- [Exercise instructions]
Go through the material below, count the lines with the word "Baldwin", and reply with the count alone.

··· Dataset excerpts

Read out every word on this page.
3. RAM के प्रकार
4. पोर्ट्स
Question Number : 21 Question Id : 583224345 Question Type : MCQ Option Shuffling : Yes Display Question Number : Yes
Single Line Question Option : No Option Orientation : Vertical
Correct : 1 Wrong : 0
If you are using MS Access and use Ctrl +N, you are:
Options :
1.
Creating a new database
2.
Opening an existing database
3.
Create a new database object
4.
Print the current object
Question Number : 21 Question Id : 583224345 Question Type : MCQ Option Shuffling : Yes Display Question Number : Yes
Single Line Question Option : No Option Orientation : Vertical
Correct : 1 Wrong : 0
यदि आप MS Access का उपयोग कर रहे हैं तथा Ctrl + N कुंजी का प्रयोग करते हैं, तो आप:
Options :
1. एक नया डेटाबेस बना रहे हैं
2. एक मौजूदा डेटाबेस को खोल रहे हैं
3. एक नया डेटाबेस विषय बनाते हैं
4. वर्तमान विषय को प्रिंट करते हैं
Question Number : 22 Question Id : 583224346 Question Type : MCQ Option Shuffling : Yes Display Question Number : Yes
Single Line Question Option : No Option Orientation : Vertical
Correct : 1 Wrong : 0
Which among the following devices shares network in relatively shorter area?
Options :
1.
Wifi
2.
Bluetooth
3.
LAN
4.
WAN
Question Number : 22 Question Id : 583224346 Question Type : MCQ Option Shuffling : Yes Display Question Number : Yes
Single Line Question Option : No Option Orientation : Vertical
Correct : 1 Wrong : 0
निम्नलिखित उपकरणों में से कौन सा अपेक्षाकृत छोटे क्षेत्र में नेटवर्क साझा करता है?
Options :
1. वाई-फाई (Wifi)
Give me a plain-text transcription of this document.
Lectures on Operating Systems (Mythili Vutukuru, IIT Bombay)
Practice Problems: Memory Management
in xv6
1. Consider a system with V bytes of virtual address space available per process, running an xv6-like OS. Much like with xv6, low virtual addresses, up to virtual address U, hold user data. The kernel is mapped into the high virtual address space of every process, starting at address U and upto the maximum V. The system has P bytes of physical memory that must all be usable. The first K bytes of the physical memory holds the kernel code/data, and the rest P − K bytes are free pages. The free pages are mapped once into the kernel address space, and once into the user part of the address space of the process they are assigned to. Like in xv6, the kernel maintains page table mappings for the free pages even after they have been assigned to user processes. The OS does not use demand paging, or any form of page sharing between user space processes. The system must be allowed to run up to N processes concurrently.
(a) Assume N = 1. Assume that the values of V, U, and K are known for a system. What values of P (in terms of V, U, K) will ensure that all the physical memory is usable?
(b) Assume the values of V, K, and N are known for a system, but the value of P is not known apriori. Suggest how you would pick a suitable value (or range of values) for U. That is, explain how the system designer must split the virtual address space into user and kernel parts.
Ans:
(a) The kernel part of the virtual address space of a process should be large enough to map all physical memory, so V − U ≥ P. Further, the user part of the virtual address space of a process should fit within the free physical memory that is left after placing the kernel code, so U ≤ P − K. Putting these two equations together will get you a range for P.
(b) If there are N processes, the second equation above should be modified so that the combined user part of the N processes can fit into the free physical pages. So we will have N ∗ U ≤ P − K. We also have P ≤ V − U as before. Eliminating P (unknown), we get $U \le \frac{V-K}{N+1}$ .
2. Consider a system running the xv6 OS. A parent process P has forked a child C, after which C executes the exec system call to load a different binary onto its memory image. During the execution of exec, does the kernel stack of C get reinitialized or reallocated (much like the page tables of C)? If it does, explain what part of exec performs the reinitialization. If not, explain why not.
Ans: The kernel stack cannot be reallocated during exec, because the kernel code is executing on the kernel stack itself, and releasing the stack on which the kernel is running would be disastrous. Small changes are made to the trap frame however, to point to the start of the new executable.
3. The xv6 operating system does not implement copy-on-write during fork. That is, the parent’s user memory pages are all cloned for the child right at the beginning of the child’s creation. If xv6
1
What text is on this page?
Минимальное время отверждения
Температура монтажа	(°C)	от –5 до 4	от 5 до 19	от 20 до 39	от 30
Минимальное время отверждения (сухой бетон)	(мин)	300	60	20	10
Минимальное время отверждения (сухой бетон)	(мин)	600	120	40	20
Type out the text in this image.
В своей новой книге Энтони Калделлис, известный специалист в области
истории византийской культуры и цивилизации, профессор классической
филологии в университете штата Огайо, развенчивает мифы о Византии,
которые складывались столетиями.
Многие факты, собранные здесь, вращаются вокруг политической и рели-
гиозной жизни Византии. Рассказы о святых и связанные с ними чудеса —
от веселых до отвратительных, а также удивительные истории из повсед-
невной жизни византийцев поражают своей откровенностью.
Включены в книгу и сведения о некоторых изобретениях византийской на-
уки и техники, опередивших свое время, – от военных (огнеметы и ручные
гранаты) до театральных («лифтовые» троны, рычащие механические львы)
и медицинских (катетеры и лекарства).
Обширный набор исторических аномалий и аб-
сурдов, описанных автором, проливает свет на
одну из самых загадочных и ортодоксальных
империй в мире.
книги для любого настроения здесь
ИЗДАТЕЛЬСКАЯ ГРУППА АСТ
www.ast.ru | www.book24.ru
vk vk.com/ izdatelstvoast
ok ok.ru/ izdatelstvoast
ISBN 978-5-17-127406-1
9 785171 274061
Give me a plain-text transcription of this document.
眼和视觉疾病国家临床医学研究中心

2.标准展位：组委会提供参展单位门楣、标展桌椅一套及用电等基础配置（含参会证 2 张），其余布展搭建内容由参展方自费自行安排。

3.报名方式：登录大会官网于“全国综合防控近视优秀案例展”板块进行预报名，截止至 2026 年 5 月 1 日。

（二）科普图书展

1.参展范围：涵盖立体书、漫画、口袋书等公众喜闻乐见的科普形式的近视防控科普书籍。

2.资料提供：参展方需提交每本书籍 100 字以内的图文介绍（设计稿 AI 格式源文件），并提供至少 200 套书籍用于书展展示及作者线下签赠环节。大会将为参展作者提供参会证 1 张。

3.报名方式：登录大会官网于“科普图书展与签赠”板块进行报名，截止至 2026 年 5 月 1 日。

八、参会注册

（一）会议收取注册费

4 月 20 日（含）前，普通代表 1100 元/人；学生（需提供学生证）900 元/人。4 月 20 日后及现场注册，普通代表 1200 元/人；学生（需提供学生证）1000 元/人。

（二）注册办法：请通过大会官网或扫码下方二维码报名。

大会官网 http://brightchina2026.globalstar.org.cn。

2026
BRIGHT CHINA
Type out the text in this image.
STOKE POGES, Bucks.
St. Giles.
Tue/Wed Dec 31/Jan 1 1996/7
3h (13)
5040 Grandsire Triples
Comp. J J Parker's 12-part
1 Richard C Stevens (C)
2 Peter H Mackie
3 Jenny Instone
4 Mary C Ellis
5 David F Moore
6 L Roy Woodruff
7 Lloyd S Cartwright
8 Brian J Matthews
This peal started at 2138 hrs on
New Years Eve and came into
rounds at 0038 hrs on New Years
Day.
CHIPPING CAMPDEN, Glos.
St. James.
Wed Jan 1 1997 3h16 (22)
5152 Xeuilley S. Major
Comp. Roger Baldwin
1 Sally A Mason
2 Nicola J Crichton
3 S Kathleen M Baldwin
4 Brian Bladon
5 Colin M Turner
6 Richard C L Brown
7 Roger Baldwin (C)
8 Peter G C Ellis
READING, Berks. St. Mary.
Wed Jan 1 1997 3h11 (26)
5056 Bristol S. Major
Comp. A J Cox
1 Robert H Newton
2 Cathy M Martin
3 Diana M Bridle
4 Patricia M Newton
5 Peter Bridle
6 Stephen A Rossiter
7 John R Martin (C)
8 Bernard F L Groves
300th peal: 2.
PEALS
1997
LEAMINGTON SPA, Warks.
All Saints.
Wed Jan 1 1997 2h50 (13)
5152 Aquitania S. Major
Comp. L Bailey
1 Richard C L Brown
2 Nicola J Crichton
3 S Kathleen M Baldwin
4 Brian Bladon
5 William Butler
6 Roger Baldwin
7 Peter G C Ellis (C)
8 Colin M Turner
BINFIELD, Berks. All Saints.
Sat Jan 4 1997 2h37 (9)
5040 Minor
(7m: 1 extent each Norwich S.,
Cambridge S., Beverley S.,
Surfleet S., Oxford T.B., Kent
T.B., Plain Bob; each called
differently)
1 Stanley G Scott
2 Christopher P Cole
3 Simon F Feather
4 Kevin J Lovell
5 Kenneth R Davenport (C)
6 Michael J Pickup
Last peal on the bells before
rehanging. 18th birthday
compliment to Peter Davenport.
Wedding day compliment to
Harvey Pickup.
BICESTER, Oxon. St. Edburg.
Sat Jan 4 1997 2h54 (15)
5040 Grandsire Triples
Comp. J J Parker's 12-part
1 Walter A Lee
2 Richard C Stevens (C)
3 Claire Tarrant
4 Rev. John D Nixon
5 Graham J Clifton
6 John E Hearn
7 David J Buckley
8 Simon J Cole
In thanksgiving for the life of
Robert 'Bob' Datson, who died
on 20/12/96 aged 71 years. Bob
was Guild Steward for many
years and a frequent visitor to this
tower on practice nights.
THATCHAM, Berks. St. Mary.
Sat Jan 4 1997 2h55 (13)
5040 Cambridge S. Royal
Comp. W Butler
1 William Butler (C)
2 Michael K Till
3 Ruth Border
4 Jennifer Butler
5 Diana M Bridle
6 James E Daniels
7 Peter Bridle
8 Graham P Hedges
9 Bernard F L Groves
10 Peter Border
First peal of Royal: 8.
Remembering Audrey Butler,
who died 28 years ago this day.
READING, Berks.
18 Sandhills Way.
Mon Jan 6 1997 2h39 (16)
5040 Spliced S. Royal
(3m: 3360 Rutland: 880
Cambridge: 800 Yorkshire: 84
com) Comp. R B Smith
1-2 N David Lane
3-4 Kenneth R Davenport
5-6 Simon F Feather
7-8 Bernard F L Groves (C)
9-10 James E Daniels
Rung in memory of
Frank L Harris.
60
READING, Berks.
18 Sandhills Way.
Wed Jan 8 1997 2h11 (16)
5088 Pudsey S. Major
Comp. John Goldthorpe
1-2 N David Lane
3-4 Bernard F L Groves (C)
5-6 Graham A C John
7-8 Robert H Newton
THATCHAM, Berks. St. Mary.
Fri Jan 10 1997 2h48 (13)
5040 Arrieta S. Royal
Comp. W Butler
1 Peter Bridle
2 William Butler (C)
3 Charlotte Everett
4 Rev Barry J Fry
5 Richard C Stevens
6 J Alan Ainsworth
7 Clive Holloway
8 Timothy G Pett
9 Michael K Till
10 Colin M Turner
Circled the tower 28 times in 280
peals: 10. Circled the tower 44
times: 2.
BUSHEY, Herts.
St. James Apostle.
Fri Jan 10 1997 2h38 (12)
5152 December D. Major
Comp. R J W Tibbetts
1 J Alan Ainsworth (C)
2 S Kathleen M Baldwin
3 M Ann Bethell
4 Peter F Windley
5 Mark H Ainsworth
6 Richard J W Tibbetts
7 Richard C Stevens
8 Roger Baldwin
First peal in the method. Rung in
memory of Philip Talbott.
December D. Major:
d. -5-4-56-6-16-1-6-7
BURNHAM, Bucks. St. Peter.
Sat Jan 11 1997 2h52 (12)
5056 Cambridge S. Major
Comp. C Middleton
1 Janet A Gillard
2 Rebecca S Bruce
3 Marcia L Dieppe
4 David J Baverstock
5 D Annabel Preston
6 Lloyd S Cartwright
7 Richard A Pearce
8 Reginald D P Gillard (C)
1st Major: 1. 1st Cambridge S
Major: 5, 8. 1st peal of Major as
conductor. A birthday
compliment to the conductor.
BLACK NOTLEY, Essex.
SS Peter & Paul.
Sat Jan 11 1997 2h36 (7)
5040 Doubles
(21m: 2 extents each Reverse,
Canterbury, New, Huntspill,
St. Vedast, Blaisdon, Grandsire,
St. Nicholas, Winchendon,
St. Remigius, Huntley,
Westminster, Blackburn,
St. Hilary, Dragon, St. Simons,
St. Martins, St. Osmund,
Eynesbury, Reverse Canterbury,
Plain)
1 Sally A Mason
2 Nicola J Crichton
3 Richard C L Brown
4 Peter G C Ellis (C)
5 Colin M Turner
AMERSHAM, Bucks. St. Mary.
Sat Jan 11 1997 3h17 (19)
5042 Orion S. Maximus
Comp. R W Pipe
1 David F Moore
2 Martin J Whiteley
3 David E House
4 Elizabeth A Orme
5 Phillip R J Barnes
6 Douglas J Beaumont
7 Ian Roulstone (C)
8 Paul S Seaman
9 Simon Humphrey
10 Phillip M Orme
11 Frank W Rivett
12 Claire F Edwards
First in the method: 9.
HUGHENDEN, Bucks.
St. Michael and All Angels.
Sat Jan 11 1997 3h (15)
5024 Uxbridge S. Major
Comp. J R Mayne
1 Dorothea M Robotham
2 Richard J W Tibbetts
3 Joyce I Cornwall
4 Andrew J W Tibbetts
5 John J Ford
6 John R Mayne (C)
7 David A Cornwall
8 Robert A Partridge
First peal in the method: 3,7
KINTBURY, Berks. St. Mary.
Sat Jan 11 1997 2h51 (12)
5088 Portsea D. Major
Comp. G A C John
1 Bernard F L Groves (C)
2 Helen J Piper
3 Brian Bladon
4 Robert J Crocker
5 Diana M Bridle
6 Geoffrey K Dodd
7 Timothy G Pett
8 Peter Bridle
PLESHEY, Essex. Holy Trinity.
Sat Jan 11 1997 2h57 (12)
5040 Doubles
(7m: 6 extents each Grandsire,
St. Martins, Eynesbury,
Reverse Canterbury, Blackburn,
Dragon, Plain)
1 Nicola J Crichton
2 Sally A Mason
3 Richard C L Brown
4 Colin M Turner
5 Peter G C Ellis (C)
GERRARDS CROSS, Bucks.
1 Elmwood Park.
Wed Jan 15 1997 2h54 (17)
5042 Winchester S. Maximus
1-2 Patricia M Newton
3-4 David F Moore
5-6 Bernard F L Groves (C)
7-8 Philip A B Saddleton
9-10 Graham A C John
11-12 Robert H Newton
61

······

- [Task result]
7